### Written exercise
Copy, in full, each line of the material that holds the word "watching".
━━ Data to process
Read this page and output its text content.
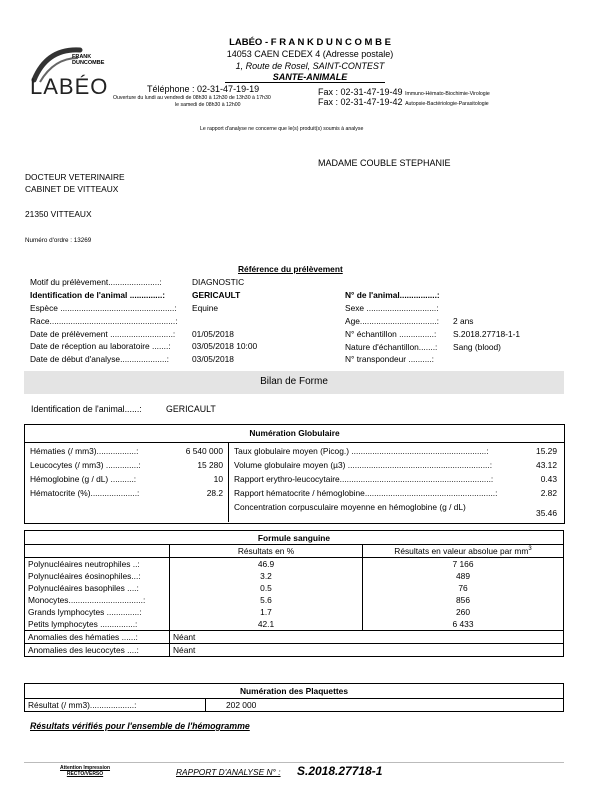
FRANK
DUNCOMBE
LABÉO
LABÉO - F R A N K D U N C O M B E
14053 CAEN CEDEX 4 (Adresse postale)
1, Route de Rosel, SAINT-CONTEST
SANTE-ANIMALE
Téléphone : 02-31-47-19-19
Ouverture du lundi au vendredi de 08h30 à 12h30 de 13h30 à 17h30
le samedi de 08h30 à 12h00
Fax : 02-31-47-19-49 Immuno-Hémato-Biochimie-Virologie
Fax : 02-31-47-19-42 Autopsie-Bactériologie-Parasitologie
Le rapport d'analyse ne concerne que le(s) produit(s) soumis à analyse
MADAME COUBLE STEPHANIE
DOCTEUR VETERINAIRE
CABINET DE VITTEAUX
21350 VITTEAUX
Numéro d'ordre : 13269
Référence du prélèvement
Motif du prélèvement......................:	DIAGNOSTIC
Identification de l'animal ..............:	GERICAULT
Espèce .................................................: Equine
Race......................................................:
Date de prélèvement ...........................: 01/05/2018
Date de réception au laboratoire .......:	03/05/2018 10:00
Date de début d'analyse....................:	03/05/2018
N° de l'animal................:
Sexe ..............................:
Age.................................: 2 ans
N° échantillon ...............: S.2018.27718-1-1
Nature d'échantillon.......: Sang (blood)
N° transpondeur ..........:
Bilan de Forme
Identification de l'animal......:	GERICAULT
Numération Globulaire
Hématies (/ mm3).................:	6 540 000
Leucocytes (/ mm3) ..............:	15 280
Hémoglobine (g / dL) ..........:	10
Hématocrite (%)....................:	28.2
Taux globulaire moyen (Picog.) ..........................................................:	15.29
Volume globulaire moyen (µ3) .............................................................:	43.12
Rapport erythro-leucocytaire.................................................................:	0.43
Rapport hématocrite / hémoglobine........................................................:	2.82
Concentration corpusculaire moyenne en hémoglobine (g / dL)
35.46
Formule sanguine		
	Résultats en %	Résultats en valeur absolue par $mm^3$
Polynucléaires neutrophiles ..:	46.9	7 166
Polynucléaires éosinophiles...:	3.2	489
Polynucléaires basophiles ....:	0.5	76
Monocytes................................:	5.6	856
Grands lymphocytes ..............:	1.7	260
Petits lymphocytes ...............:	42.1	6 433
Anomalies des hématies ......:	Néant	
Anomalies des leucocytes ....:	Néant	
Numération des Plaquettes
Résultat (/ mm3)...................:	202 000
Résultats vérifiés pour l'ensemble de l'hémogramme
Attention Impression
RECTO/VERSO	RAPPORT D'ANALYSE N° : S.2018.27718-1
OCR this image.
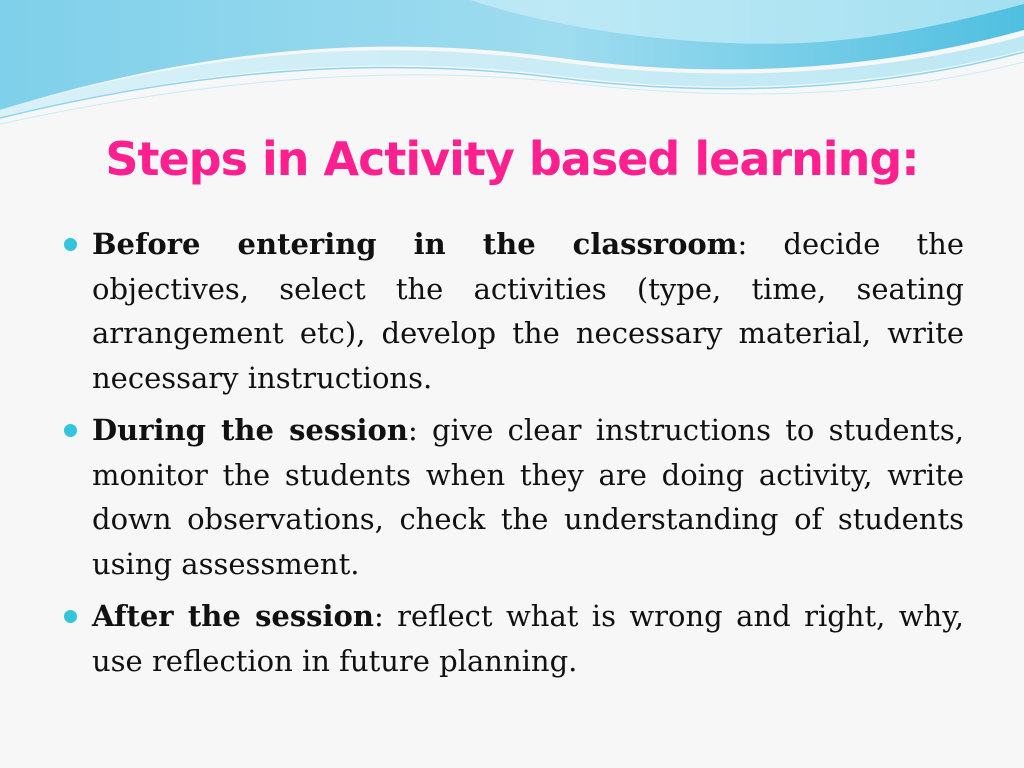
Steps in Activity based learning:
Before entering in the classroom: decide the objectives, select the activities (type, time, seating arrangement etc), develop the necessary material, write necessary instructions.
During the session: give clear instructions to students, monitor the students when they are doing activity, write down observations, check the understanding of students using assessment.
After the session: reflect what is wrong and right, why, use reflection in future planning.
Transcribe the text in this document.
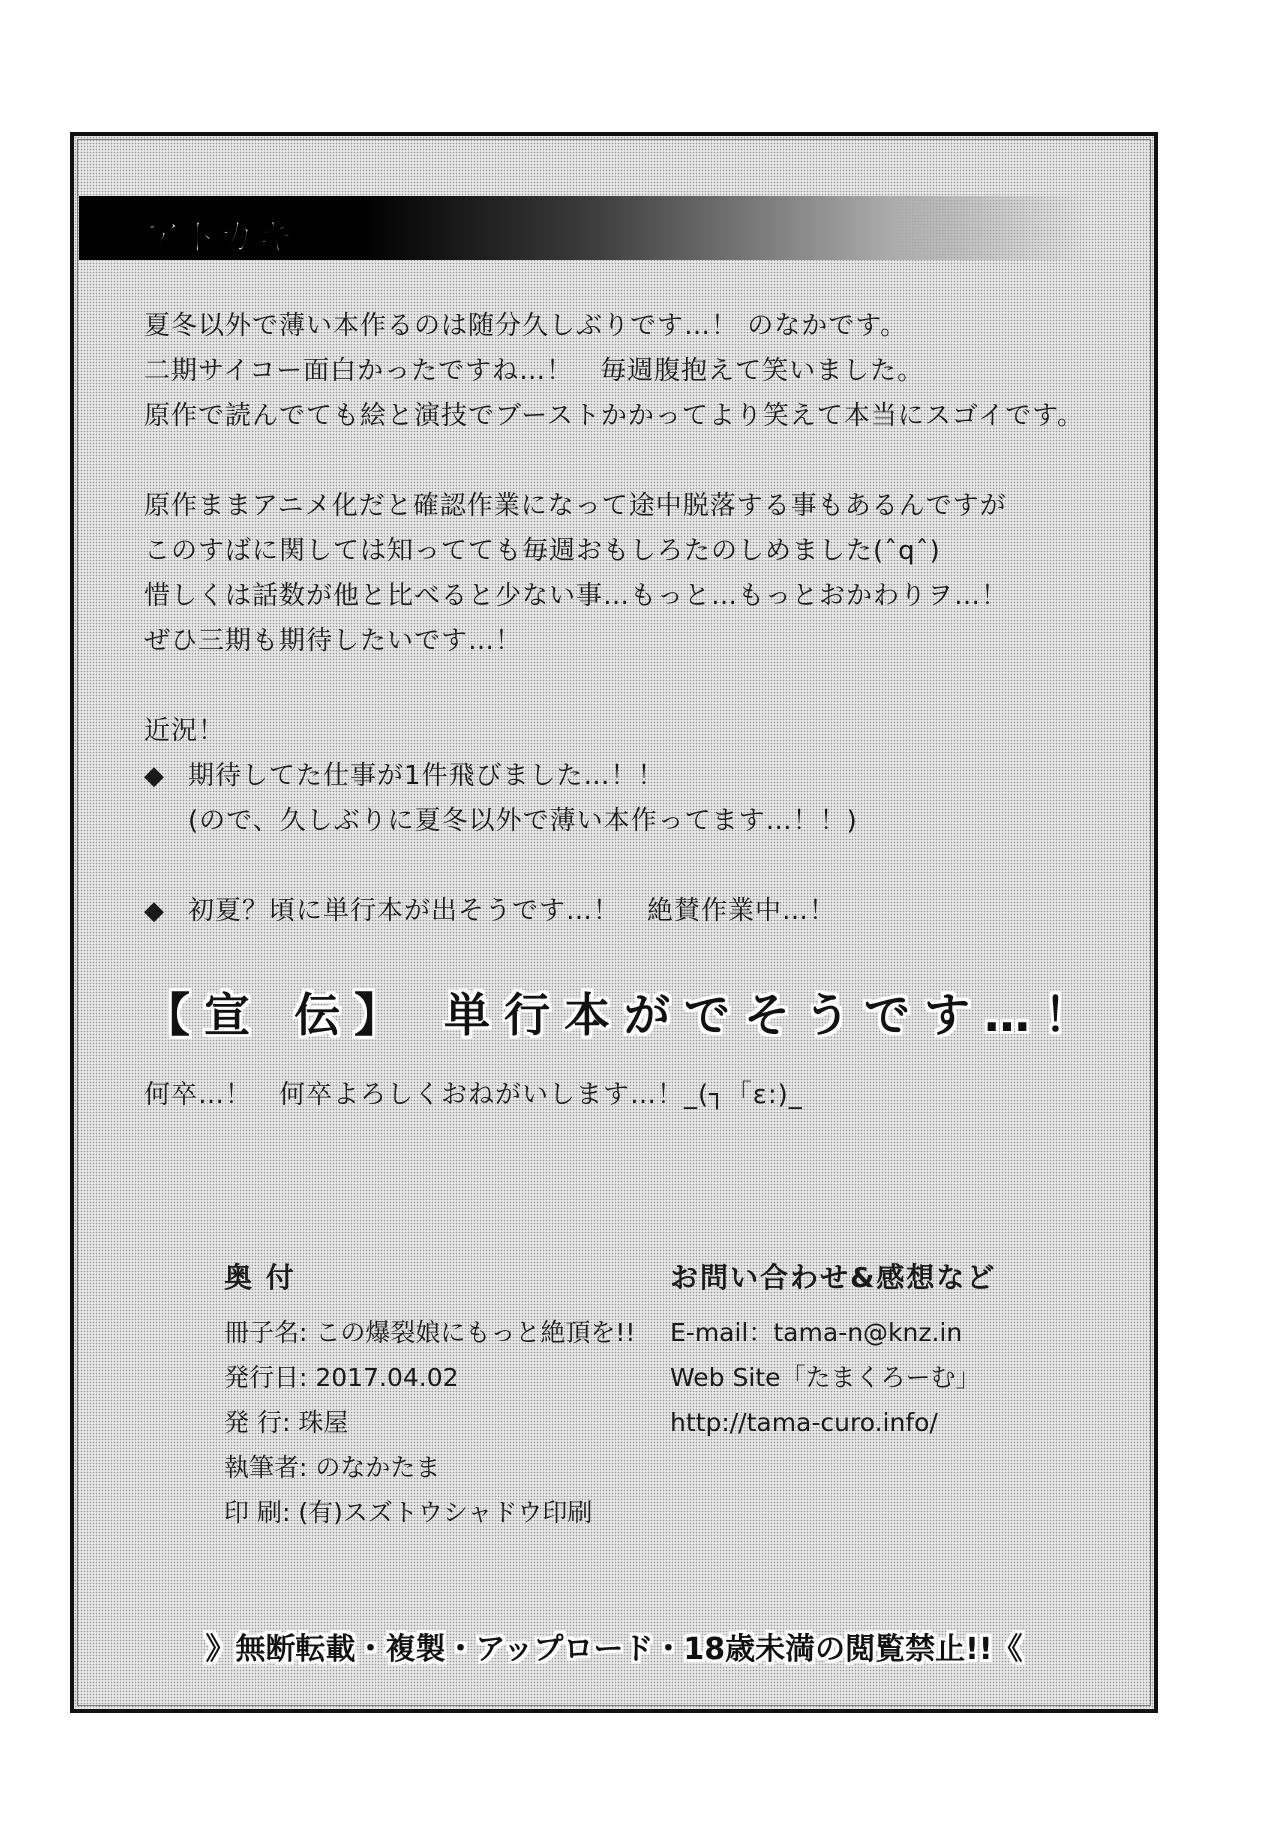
アトガキ
夏冬以外で薄い本作るのは随分久しぶりです…！ のなかです。
二期サイコー面白かったですね…！　毎週腹抱えて笑いました。
原作で読んでても絵と演技でブーストかかってより笑えて本当にスゴイです。
原作ままアニメ化だと確認作業になって途中脱落する事もあるんですが
このすばに関しては知ってても毎週おもしろたのしめました(ˆqˆ)
惜しくは話数が他と比べると少ない事…もっと…もっとおかわりヲ…！
ぜひ三期も期待したいです…！
近況！
◆ 期待してた仕事が1件飛びました…！！
(ので、久しぶりに夏冬以外で薄い本作ってます…！！)
◆ 初夏？頃に単行本が出そうです…！　絶賛作業中…！
【宣 伝】 単行本がでそうです…！
何卒…！　何卒よろしくおねがいします…！_(┐「ε:)_
奥 付
冊子名: この爆裂娘にもっと絶頂を!!
発行日: 2017.04.02
発 行: 珠屋
執筆者: のなかたま
印 刷: (有)スズトウシャドウ印刷
お問い合わせ&感想など
E-mail：tama-n@knz.in
Web Site「たまくろーむ」
http://tama-curo.info/
》無断転載・複製・アップロード・18歳未満の閲覧禁止!!《
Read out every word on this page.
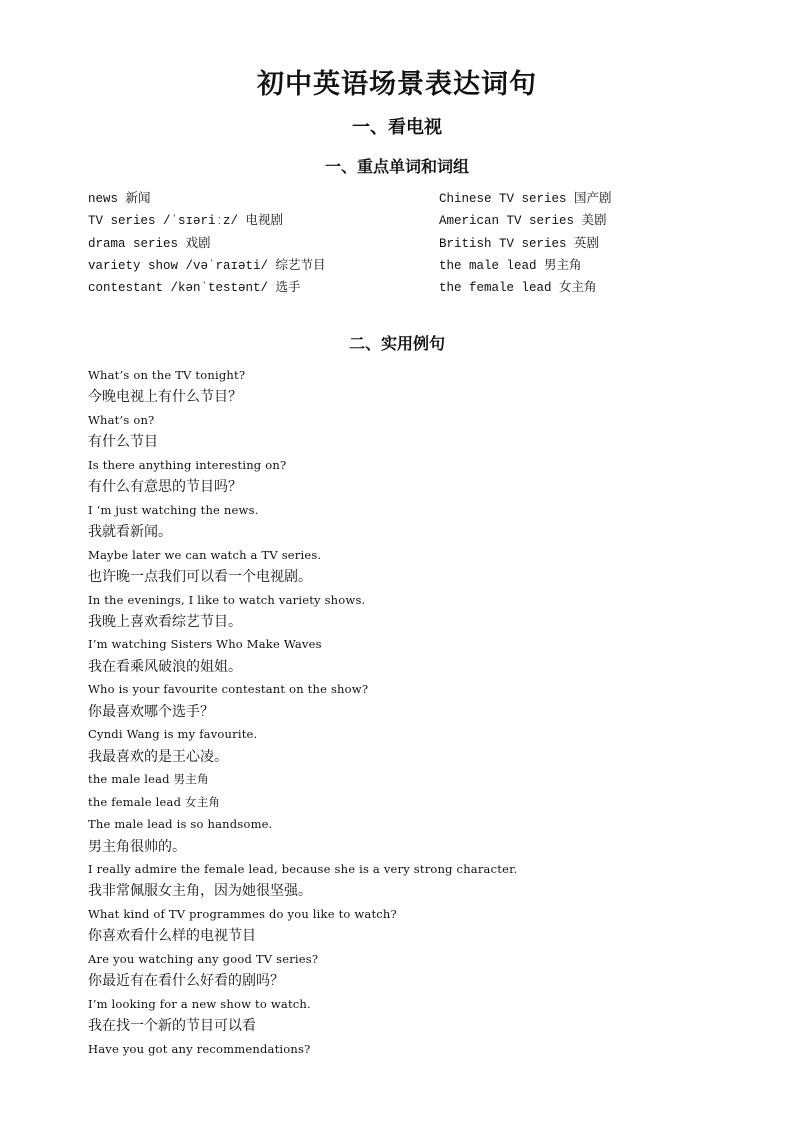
初中英语场景表达词句
一、看电视
一、重点单词和词组
news 新闻
TV series /ˈsɪəriːz/ 电视剧
drama series 戏剧
variety show /vəˈraɪəti/ 综艺节目
contestant /kənˈtestənt/ 选手
Chinese TV series 国产剧
American TV series 美剧
British TV series 英剧
the male lead 男主角
the female lead 女主角
二、实用例句
What’s on the TV tonight?
今晚电视上有什么节目？
What’s on?
有什么节目
Is there anything interesting on?
有什么有意思的节目吗？
I ‘m just watching the news.
我就看新闻。
Maybe later we can watch a TV series.
也许晚一点我们可以看一个电视剧。
In the evenings, I like to watch variety shows.
我晚上喜欢看综艺节目。
I’m watching Sisters Who Make Waves
我在看乘风破浪的姐姐。
Who is your favourite contestant on the show?
你最喜欢哪个选手？
Cyndi Wang is my favourite.
我最喜欢的是王心凌。
the male lead 男主角
the female lead 女主角
The male lead is so handsome.
男主角很帅的。
I really admire the female lead, because she is a very strong character.
我非常佩服女主角，因为她很坚强。
What kind of TV programmes do you like to watch?
你喜欢看什么样的电视节目
Are you watching any good TV series?
你最近有在看什么好看的剧吗？
I’m looking for a new show to watch.
我在找一个新的节目可以看
Have you got any recommendations?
━━━━
### Task output
I ‘m just watching the news.
I’m watching Sisters Who Make Waves
Are you watching any good TV series?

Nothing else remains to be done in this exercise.